▶ [WRITTEN EXERCISE]
From the listing below, pull each line that includes "JSON".
— START —
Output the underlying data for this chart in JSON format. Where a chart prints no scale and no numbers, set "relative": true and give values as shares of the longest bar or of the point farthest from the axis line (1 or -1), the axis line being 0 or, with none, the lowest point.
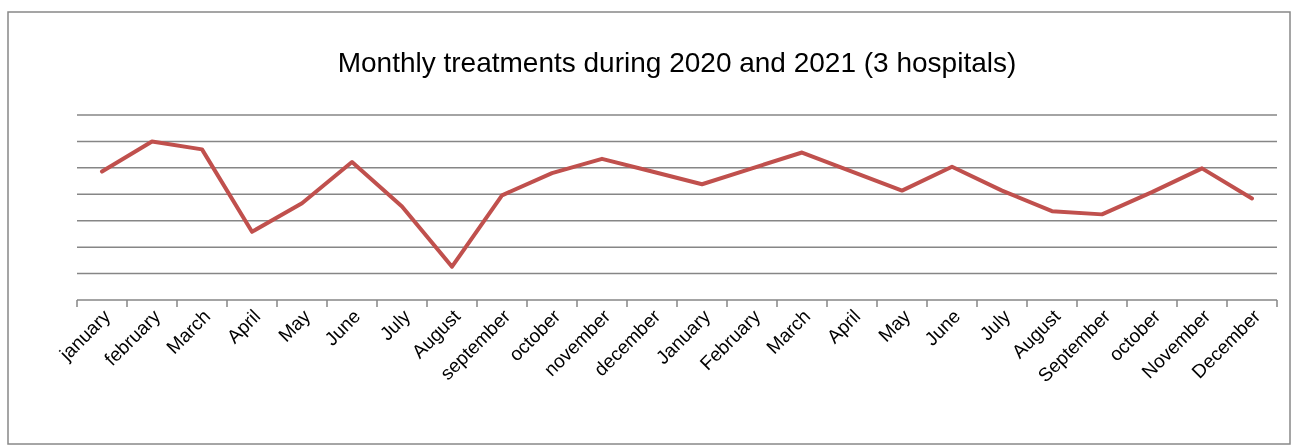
{
  "chart_data": {
    "type": "line",
    "title": "Monthly treatments during 2020 and 2021 (3 hospitals)",
    "relative": true,
    "grid": true,
    "categories": [
      "january",
      "february",
      "March",
      "April",
      "May",
      "June",
      "July",
      "August",
      "september",
      "october",
      "november",
      "december",
      "January",
      "February",
      "March",
      "April",
      "May",
      "June",
      "July",
      "August",
      "September",
      "october",
      "November",
      "December"
    ],
    "series": [
      {
        "color": "#c0504d",
        "values": [
          0.81,
          1,
          0.95,
          0.43,
          0.61,
          0.87,
          0.59,
          0.21,
          0.66,
          0.8,
          0.89,
          0.81,
          0.73,
          0.83,
          0.93,
          0.81,
          0.69,
          0.84,
          0.69,
          0.56,
          0.54,
          0.68,
          0.83,
          0.64
        ]
      }
    ],
    "marker": "none",
    "line_style": "solid"
  }
}
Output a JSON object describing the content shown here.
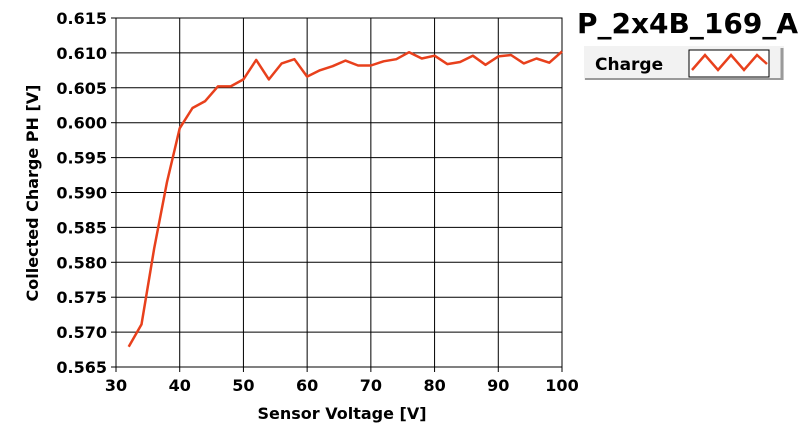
{
  "chart_data": {
    "type": "line",
    "title": "P_2x4B_169_A",
    "xlabel": "Sensor Voltage [V]",
    "ylabel": "Collected Charge PH [V]",
    "xlim": [
      30,
      100
    ],
    "ylim": [
      0.565,
      0.615
    ],
    "x_ticks": [
      "30",
      "40",
      "50",
      "60",
      "70",
      "80",
      "90",
      "100"
    ],
    "y_ticks": [
      "0.565",
      "0.570",
      "0.575",
      "0.580",
      "0.585",
      "0.590",
      "0.595",
      "0.600",
      "0.605",
      "0.610",
      "0.615"
    ],
    "grid": true,
    "legend": "top-right",
    "series": [
      {
        "name": "Charge",
        "color": "#e8401c",
        "x": [
          32,
          34,
          36,
          38,
          40,
          42,
          44,
          46,
          48,
          50,
          52,
          54,
          56,
          58,
          60,
          62,
          64,
          66,
          68,
          70,
          72,
          74,
          76,
          78,
          80,
          82,
          84,
          86,
          88,
          90,
          92,
          94,
          96,
          98,
          100
        ],
        "y": [
          0.5679,
          0.5711,
          0.582,
          0.5915,
          0.5992,
          0.6021,
          0.6031,
          0.6052,
          0.6052,
          0.6062,
          0.609,
          0.6062,
          0.6085,
          0.6091,
          0.6066,
          0.6075,
          0.6081,
          0.6089,
          0.6082,
          0.6082,
          0.6088,
          0.6091,
          0.6101,
          0.6092,
          0.6096,
          0.6084,
          0.6087,
          0.6096,
          0.6083,
          0.6095,
          0.6097,
          0.6085,
          0.6092,
          0.6086,
          0.6102
        ]
      }
    ]
  }
}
— END —
▶ [RESPONSE TO THIS TASK]
Output the underlying data for this chart in JSON format. Where a chart prints no scale and no numbers, set "relative": true and give values as shares of the longest bar or of the point farthest from the axis line (1 or -1), the axis line being 0 or, with none, the lowest point.
Output a JSON object describing the content shown here.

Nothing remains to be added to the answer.